Extract provided:
○ ○ ○ ○
Right-click on the Alcohol_use_2008.csv layer and select Open to bring up its table.
The data file consists of three fields (or attributes in ArcGIS lingo): The county names and the percentage of youth having and not having consumed alcohol at least once.
A join can only be performed when both the spatial object being joined to, and the data table to be joined have a common field that will be used to properly assign the data table rows to the spatial features in the spatial object.
Let's now open the attributes table associated with the Counties layer to help identify the matching field.
Right-click the Counties layer and bring up its Attribute table.
The Counties attribute table will appear as a separate tab in the Tables pane.
You can toggle back and forth between both tables to compare their contents.
Alternatively, you can split the Tables pane into two side-by-side tables to facilitate comparison as shown in the next step.
Click on the Counties table tab and undock it by dragging it away from its location but keeping the mouse somewhere inside the Tables pane. At some point, you will see a cross shaped docking indicator unto which you can drop the table tab. Select the right-most indicator (this will dock it to the right of the other table).
Note that you can always dock the table back to its original location, or dock it somewhere else in the project window.
The common fields that will be used to join the records are County name (in the CSV table) and COUNTY (in the Counties shapefile).
Note that the number of records do not need to match between the tables since we are not appending one table to the other by row order. In this example, the CSV file has just 16 records (one record for each Maine county) whereas the shapefile has 6,251 records. The large number of records reflects the number of individual polygons making up each county in the shapefile. Many counties in Maine cannot be represented by a single polygon--this is especially true for coastal counties that are made up of hundreds of island polygons.
Right-click the Counties layer and select Joins and Relates >> Add Join.
○ ○ ○ ○
Records for this task:

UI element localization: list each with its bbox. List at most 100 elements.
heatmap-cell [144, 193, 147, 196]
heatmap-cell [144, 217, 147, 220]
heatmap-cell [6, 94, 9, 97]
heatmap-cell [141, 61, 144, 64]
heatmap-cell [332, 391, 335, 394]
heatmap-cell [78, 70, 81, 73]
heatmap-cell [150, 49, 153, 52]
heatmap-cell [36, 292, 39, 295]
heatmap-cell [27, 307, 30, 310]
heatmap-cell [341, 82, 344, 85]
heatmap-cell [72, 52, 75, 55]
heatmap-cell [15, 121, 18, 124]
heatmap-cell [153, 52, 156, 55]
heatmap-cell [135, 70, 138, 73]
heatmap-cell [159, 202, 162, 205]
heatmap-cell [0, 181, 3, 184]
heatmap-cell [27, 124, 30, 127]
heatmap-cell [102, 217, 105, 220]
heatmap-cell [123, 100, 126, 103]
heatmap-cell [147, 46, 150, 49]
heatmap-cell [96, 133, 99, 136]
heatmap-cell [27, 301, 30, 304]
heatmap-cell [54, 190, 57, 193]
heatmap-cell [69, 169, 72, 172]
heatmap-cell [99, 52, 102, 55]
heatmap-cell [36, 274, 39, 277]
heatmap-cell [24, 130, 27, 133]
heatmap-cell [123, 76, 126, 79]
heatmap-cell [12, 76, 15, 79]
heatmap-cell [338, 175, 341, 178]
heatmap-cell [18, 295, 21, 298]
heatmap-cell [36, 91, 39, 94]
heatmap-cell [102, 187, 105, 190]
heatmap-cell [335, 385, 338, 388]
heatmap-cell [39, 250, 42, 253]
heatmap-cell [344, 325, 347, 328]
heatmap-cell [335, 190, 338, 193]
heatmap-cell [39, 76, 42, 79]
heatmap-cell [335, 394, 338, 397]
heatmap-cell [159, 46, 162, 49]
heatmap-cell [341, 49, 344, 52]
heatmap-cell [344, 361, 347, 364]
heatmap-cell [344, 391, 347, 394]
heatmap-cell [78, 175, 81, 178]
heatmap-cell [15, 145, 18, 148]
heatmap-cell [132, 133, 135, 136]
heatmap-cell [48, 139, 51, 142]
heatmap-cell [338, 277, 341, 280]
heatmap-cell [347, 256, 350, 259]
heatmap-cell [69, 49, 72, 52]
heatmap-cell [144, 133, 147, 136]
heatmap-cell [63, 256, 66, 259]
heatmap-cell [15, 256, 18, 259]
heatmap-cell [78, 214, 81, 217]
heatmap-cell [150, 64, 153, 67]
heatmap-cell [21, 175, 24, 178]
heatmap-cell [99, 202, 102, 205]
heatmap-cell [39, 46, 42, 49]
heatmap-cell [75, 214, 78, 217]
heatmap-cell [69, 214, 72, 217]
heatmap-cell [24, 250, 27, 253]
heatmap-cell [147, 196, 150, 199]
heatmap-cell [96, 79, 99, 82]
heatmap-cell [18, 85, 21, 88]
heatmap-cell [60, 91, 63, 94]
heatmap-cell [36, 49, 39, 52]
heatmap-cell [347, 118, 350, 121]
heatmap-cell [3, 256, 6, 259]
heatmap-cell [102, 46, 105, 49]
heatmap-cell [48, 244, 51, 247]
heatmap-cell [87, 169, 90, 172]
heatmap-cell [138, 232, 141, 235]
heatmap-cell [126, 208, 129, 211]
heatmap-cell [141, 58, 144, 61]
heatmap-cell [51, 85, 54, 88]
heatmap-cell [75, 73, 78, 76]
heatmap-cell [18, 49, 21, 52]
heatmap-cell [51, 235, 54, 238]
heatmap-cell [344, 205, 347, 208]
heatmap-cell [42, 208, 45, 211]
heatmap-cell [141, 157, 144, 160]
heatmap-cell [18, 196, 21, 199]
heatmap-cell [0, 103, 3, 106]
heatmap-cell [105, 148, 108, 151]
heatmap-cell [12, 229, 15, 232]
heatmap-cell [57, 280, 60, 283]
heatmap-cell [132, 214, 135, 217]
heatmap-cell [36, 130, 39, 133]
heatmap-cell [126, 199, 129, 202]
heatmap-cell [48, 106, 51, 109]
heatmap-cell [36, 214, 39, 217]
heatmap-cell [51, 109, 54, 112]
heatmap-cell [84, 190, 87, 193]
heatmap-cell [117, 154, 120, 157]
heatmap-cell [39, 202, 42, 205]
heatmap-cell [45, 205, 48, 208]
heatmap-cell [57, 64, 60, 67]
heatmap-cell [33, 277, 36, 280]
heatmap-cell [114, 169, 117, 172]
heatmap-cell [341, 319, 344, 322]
○ ○ ○ ○
Required tasks:
1 > Quote every sentence in the ArcGIS join tutorial that begins with "Right-click".
2 > Print the listing from its first line through the line containing "heatmap-cell [27, 124, 30, 127]", both included.

Responses to the tasks:
1 >
Right-click on the Alcohol_use_2008.csv layer and select Open to bring up its table.
Right-click the Counties layer and bring up its Attribute table.
Right-click the Counties layer and select Joins and Relates >> Add Join.

2 >
UI element localization: list each with its bbox. List at most 100 elements.
heatmap-cell [144, 193, 147, 196]
heatmap-cell [144, 217, 147, 220]
heatmap-cell [6, 94, 9, 97]
heatmap-cell [141, 61, 144, 64]
heatmap-cell [332, 391, 335, 394]
heatmap-cell [78, 70, 81, 73]
heatmap-cell [150, 49, 153, 52]
heatmap-cell [36, 292, 39, 295]
heatmap-cell [27, 307, 30, 310]
heatmap-cell [341, 82, 344, 85]
heatmap-cell [72, 52, 75, 55]
heatmap-cell [15, 121, 18, 124]
heatmap-cell [153, 52, 156, 55]
heatmap-cell [135, 70, 138, 73]
heatmap-cell [159, 202, 162, 205]
heatmap-cell [0, 181, 3, 184]
heatmap-cell [27, 124, 30, 127]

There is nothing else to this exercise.